(Data records)
----------------

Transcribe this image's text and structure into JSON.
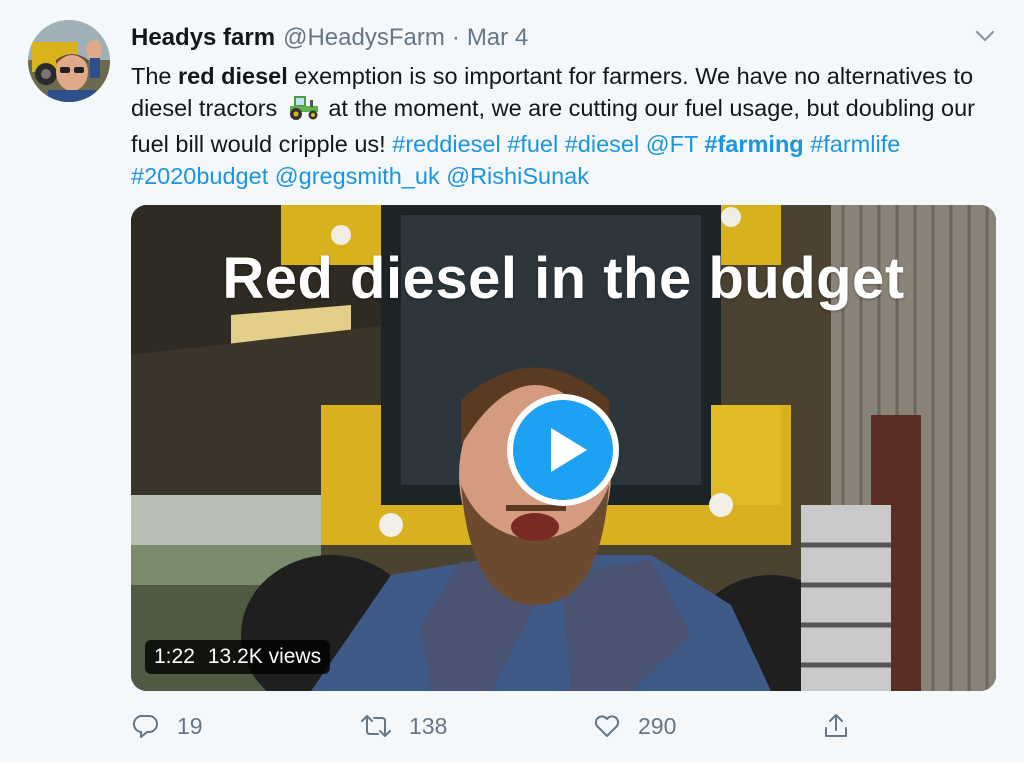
{
  "tweet": {
    "author_name": "Headys farm",
    "handle": "@HeadysFarm",
    "separator": "·",
    "date": "Mar 4",
    "text": {
      "t1": "The ",
      "t2": "red diesel",
      "t3": " exemption is so important for farmers. We have no alternatives to diesel tractors ",
      "t4": " at the moment, we are cutting our fuel usage, but doubling our fuel bill would cripple us! ",
      "h1": "#reddiesel",
      "h2": "#fuel",
      "h3": "#diesel",
      "m1": "@FT",
      "h4": "#farming",
      "h5": "#farmlife",
      "h6": "#2020budget",
      "m2": "@gregsmith_uk",
      "m3": "@RishiSunak",
      "emoji": "tractor"
    }
  },
  "media": {
    "overlay_title": "Red diesel in the budget",
    "duration": "1:22",
    "views": "13.2K views"
  },
  "actions": {
    "reply_count": "19",
    "retweet_count": "138",
    "like_count": "290"
  },
  "icons": {
    "reply": "reply-icon",
    "retweet": "retweet-icon",
    "like": "heart-icon",
    "share": "share-icon",
    "caret": "chevron-down-icon",
    "play": "play-icon"
  },
  "colors": {
    "link": "#1b95e0",
    "play_button": "#1da1f2",
    "secondary_text": "#657786",
    "background": "#f5f8fa"
  }
}
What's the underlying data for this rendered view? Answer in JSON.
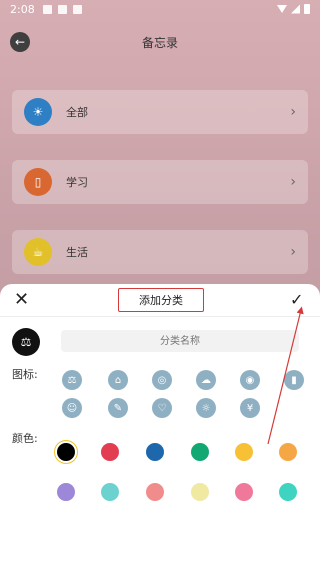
{
  "status": {
    "time": "2:08"
  },
  "header": {
    "title": "备忘录"
  },
  "categories": [
    {
      "label": "全部",
      "color": "#2e7fc3",
      "icon": "lightbulb-icon"
    },
    {
      "label": "学习",
      "color": "#d86732",
      "icon": "book-icon"
    },
    {
      "label": "生活",
      "color": "#e1c02a",
      "icon": "coffee-icon"
    }
  ],
  "sheet": {
    "title": "添加分类",
    "input_placeholder": "分类名称",
    "icons_label": "图标:",
    "colors_label": "颜色:",
    "icon_options": [
      "scale-icon",
      "graduation-cap-icon",
      "compass-icon",
      "cloud-icon",
      "teapot-icon",
      "phone-icon",
      "person-icon",
      "pencil-icon",
      "heart-icon",
      "lightbulb-icon",
      "money-icon"
    ],
    "colors_row1": [
      "#000000",
      "#e23d50",
      "#1d67ad",
      "#12a873",
      "#f7c035",
      "#f5a645"
    ],
    "colors_row2": [
      "#9c87d8",
      "#6bd2cf",
      "#f08c8c",
      "#f0e9a2",
      "#f0789b",
      "#3fd3c1"
    ]
  }
}
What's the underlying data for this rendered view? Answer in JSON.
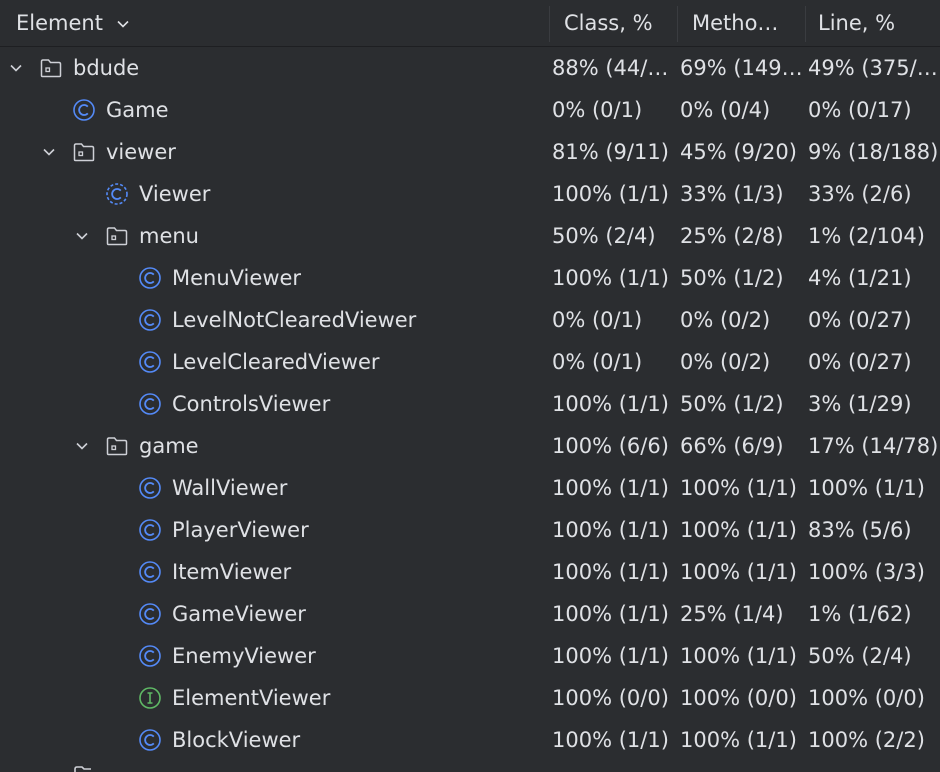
{
  "columns": {
    "element": "Element",
    "class": "Class, %",
    "method": "Metho…",
    "line": "Line, %"
  },
  "colors": {
    "background": "#2b2d30",
    "text": "#dfe1e5",
    "class_icon": "#548af7",
    "interface_icon": "#5fb865",
    "folder_icon": "#ced0d6"
  },
  "rows": [
    {
      "name": "bdude",
      "kind": "folder",
      "expanded": true,
      "class": "88% (44/…",
      "method": "69% (149…",
      "line": "49% (375/…"
    },
    {
      "name": "Game",
      "kind": "class",
      "class": "0% (0/1)",
      "method": "0% (0/4)",
      "line": "0% (0/17)"
    },
    {
      "name": "viewer",
      "kind": "folder",
      "expanded": true,
      "class": "81% (9/11)",
      "method": "45% (9/20)",
      "line": "9% (18/188)"
    },
    {
      "name": "Viewer",
      "kind": "abstract-class",
      "class": "100% (1/1)",
      "method": "33% (1/3)",
      "line": "33% (2/6)"
    },
    {
      "name": "menu",
      "kind": "folder",
      "expanded": true,
      "class": "50% (2/4)",
      "method": "25% (2/8)",
      "line": "1% (2/104)"
    },
    {
      "name": "MenuViewer",
      "kind": "class",
      "class": "100% (1/1)",
      "method": "50% (1/2)",
      "line": "4% (1/21)"
    },
    {
      "name": "LevelNotClearedViewer",
      "kind": "class",
      "class": "0% (0/1)",
      "method": "0% (0/2)",
      "line": "0% (0/27)"
    },
    {
      "name": "LevelClearedViewer",
      "kind": "class",
      "class": "0% (0/1)",
      "method": "0% (0/2)",
      "line": "0% (0/27)"
    },
    {
      "name": "ControlsViewer",
      "kind": "class",
      "class": "100% (1/1)",
      "method": "50% (1/2)",
      "line": "3% (1/29)"
    },
    {
      "name": "game",
      "kind": "folder",
      "expanded": true,
      "class": "100% (6/6)",
      "method": "66% (6/9)",
      "line": "17% (14/78)"
    },
    {
      "name": "WallViewer",
      "kind": "class",
      "class": "100% (1/1)",
      "method": "100% (1/1)",
      "line": "100% (1/1)"
    },
    {
      "name": "PlayerViewer",
      "kind": "class",
      "class": "100% (1/1)",
      "method": "100% (1/1)",
      "line": "83% (5/6)"
    },
    {
      "name": "ItemViewer",
      "kind": "class",
      "class": "100% (1/1)",
      "method": "100% (1/1)",
      "line": "100% (3/3)"
    },
    {
      "name": "GameViewer",
      "kind": "class",
      "class": "100% (1/1)",
      "method": "25% (1/4)",
      "line": "1% (1/62)"
    },
    {
      "name": "EnemyViewer",
      "kind": "class",
      "class": "100% (1/1)",
      "method": "100% (1/1)",
      "line": "50% (2/4)"
    },
    {
      "name": "ElementViewer",
      "kind": "interface",
      "class": "100% (0/0)",
      "method": "100% (0/0)",
      "line": "100% (0/0)"
    },
    {
      "name": "BlockViewer",
      "kind": "class",
      "class": "100% (1/1)",
      "method": "100% (1/1)",
      "line": "100% (2/2)"
    }
  ]
}
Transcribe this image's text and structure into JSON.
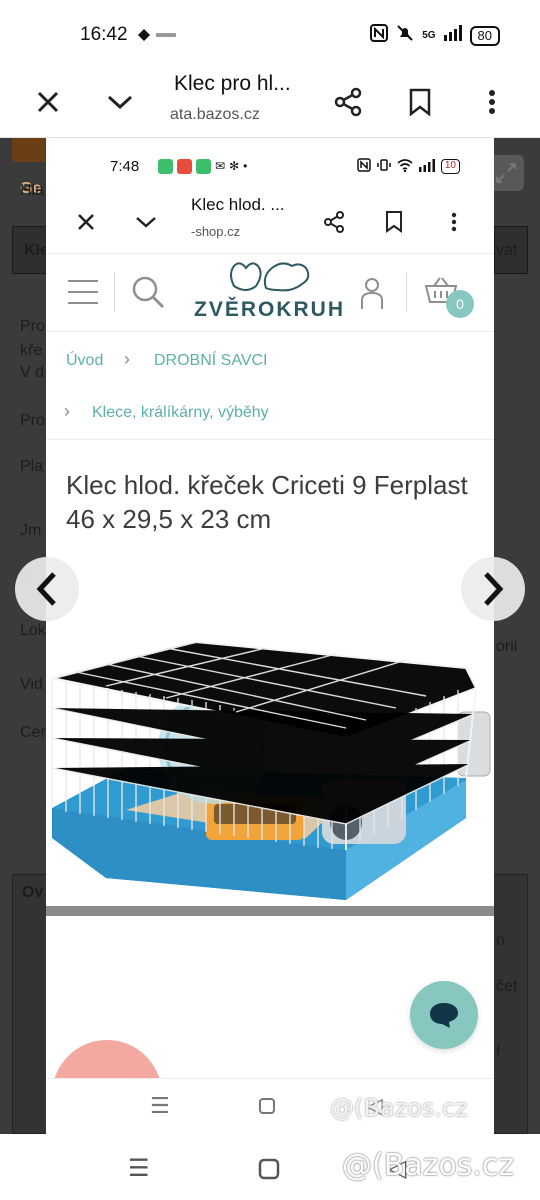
{
  "outer_status": {
    "time": "16:42",
    "net_label": "5G",
    "battery": "80"
  },
  "outer_browser": {
    "title": "Klec pro hl...",
    "url": "ata.bazos.cz"
  },
  "inner_status": {
    "time": "7:48",
    "battery": "10"
  },
  "inner_browser": {
    "title": "Klec hlod. ...",
    "url": "-shop.cz"
  },
  "shop": {
    "logo": "ZVĚROKRUH",
    "cart_count": "0"
  },
  "breadcrumbs": {
    "home": "Úvod",
    "category": "DROBNÍ SAVCI",
    "subcategory": "Klece, králíkárny, výběhy"
  },
  "product": {
    "title": "Klec hlod. křeček Criceti 9 Ferplast 46 x 29,5 x 23 cm"
  },
  "background_page": {
    "fragments": [
      "Ge",
      "Hla",
      "Kle",
      "vat",
      "Pro",
      "kře",
      "V d",
      "Pro",
      "Pla",
      "Jm",
      "Te",
      "Lok",
      "orii",
      "Vid",
      "Cer",
      "Ov",
      "n",
      "čet",
      "f"
    ]
  },
  "watermark": "@(Bazos.cz",
  "colors": {
    "accent_teal": "#88c7c0",
    "link_teal": "#5db0a8",
    "logo_dark": "#2e5963",
    "cage_blue": "#2f9bd0",
    "badge_pink": "#f3a8a0"
  }
}
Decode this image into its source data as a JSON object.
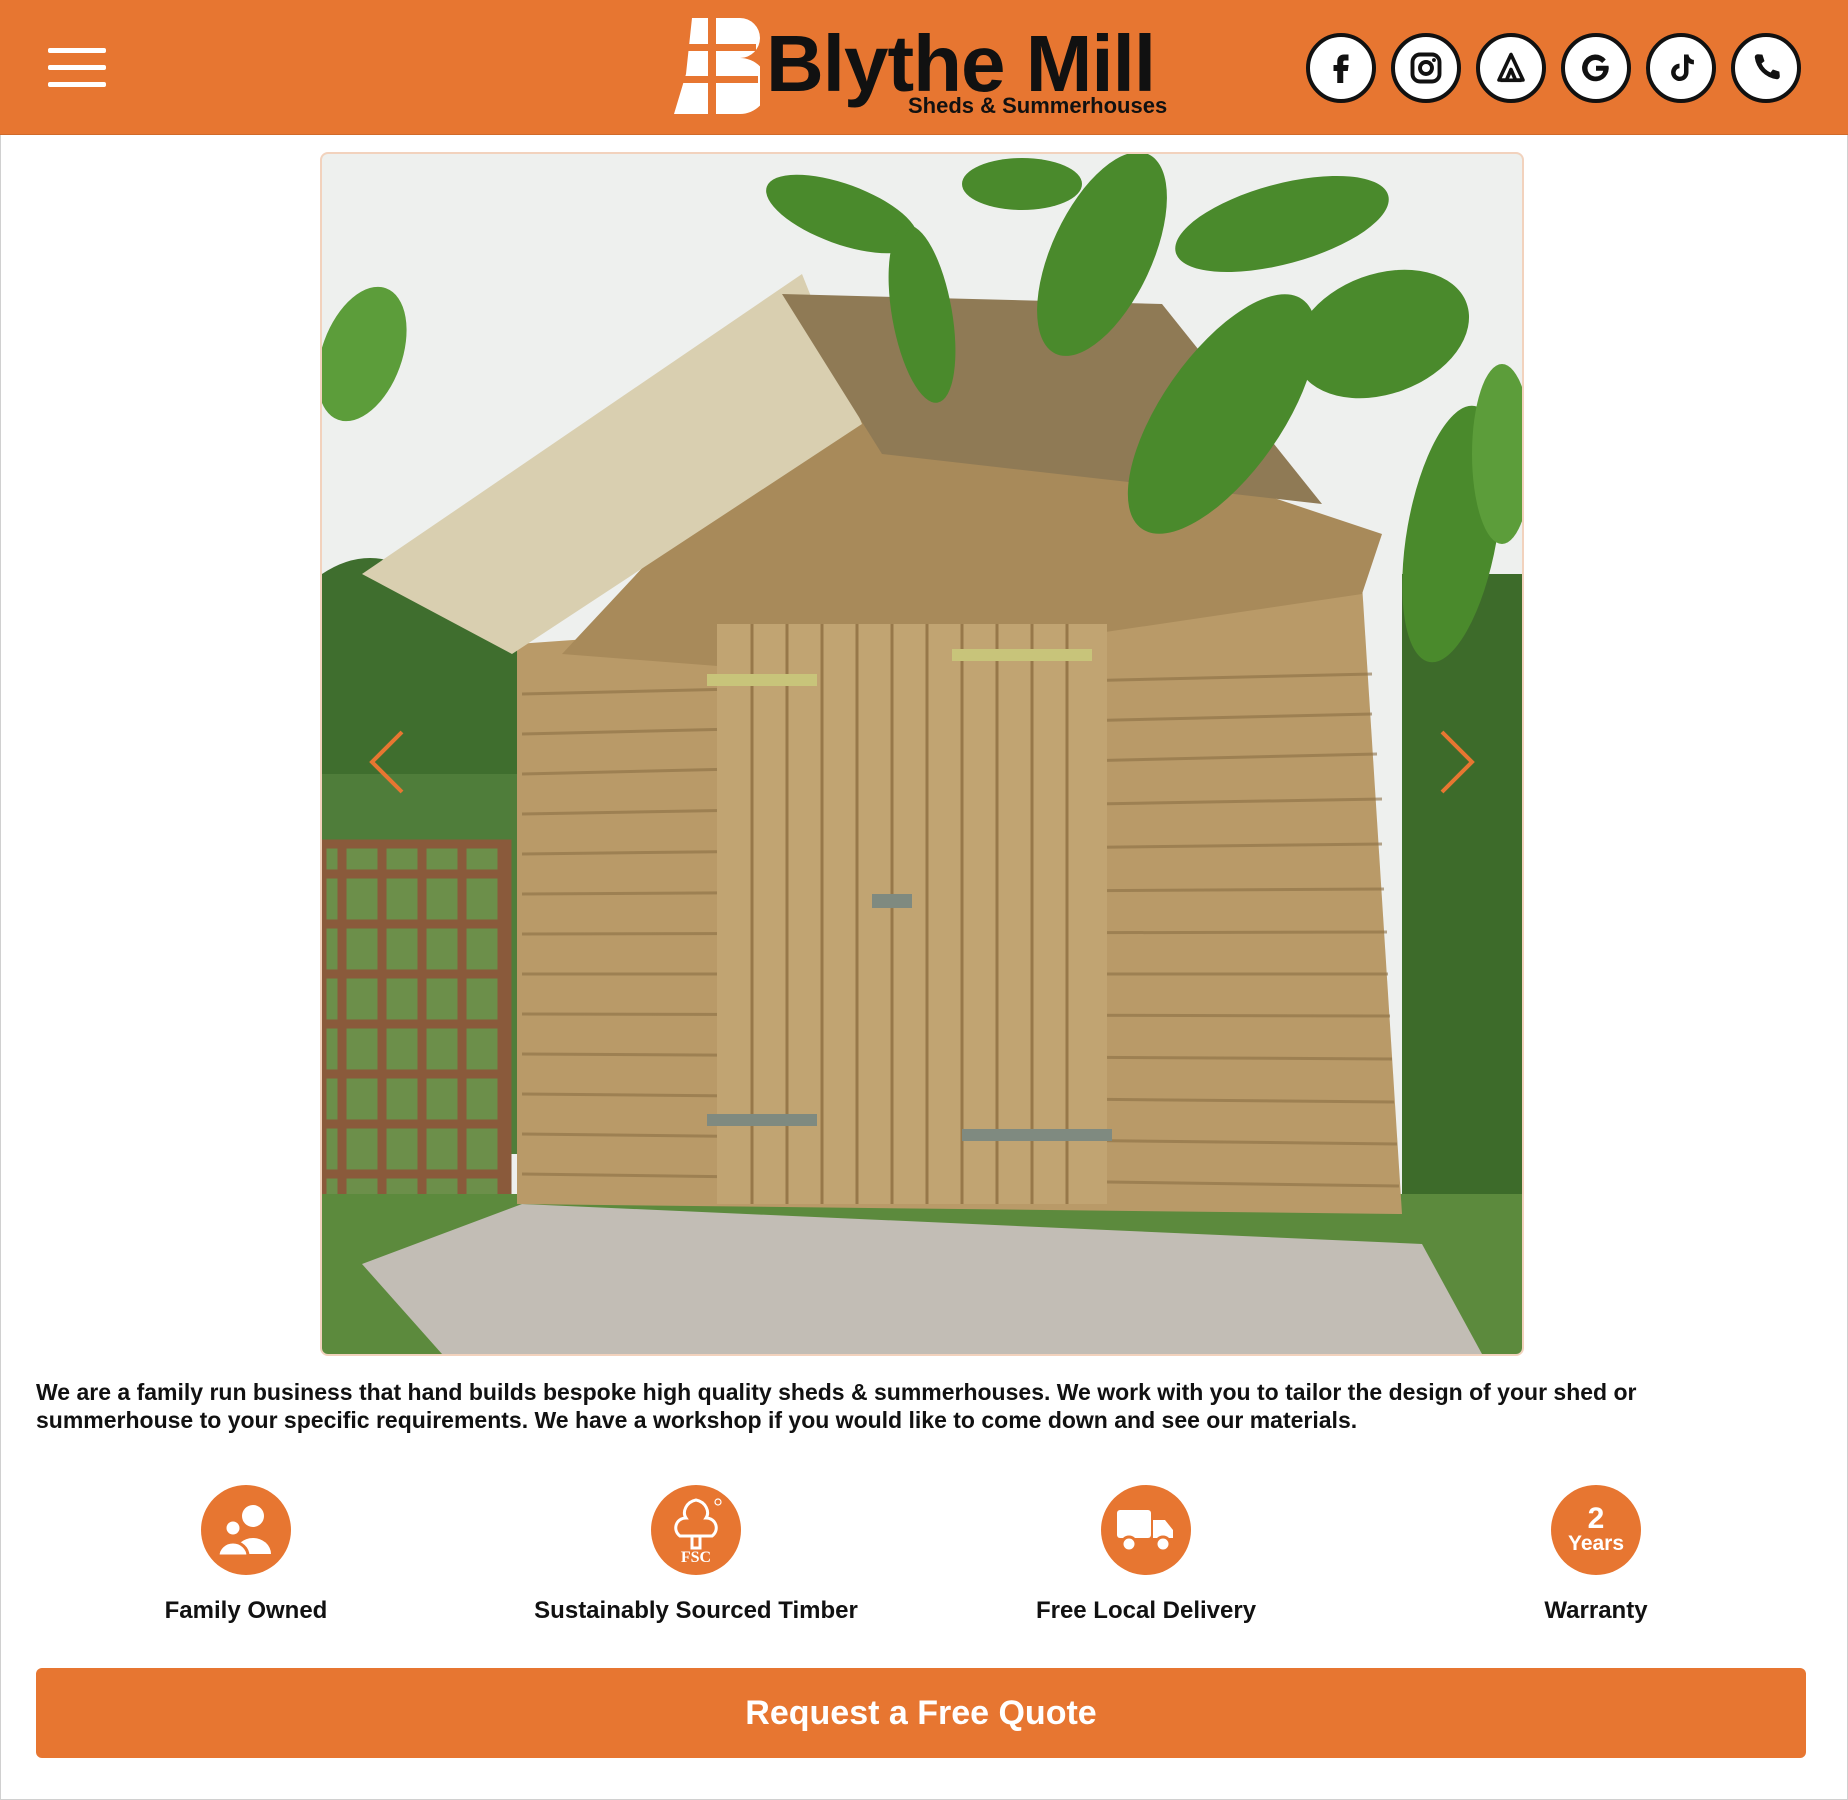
{
  "brand": {
    "name": "Blythe Mill",
    "tagline": "Sheds & Summerhouses",
    "accent_color": "#e77631"
  },
  "header": {
    "menu_icon": "hamburger-menu-icon",
    "socials": [
      {
        "name": "facebook",
        "icon": "facebook-icon"
      },
      {
        "name": "instagram",
        "icon": "instagram-icon"
      },
      {
        "name": "houzz",
        "icon": "houzz-icon"
      },
      {
        "name": "google",
        "icon": "google-icon"
      },
      {
        "name": "tiktok",
        "icon": "tiktok-icon"
      },
      {
        "name": "phone",
        "icon": "phone-icon"
      }
    ]
  },
  "slider": {
    "prev_icon": "chevron-left-icon",
    "next_icon": "chevron-right-icon"
  },
  "intro": {
    "text": "We are a family run business that hand builds bespoke high quality sheds & summerhouses. We work with you to tailor the design of your shed or summerhouse to your specific requirements. We have a workshop if you would like to come down and see our materials."
  },
  "features": [
    {
      "label": "Family Owned",
      "icon": "family-icon"
    },
    {
      "label": "Sustainably Sourced Timber",
      "icon": "fsc-tree-icon",
      "badge_text": "FSC"
    },
    {
      "label": "Free Local Delivery",
      "icon": "delivery-truck-icon"
    },
    {
      "label": "Warranty",
      "icon": "warranty-badge-icon",
      "badge_number": "2",
      "badge_text": "Years"
    }
  ],
  "cta": {
    "label": "Request a Free Quote"
  }
}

----------------

=== AIM ===
Of the lines in the entries above, how many include "would"? Only the number should be given.

=== OUTPUT OF THE EXERCISE ===
2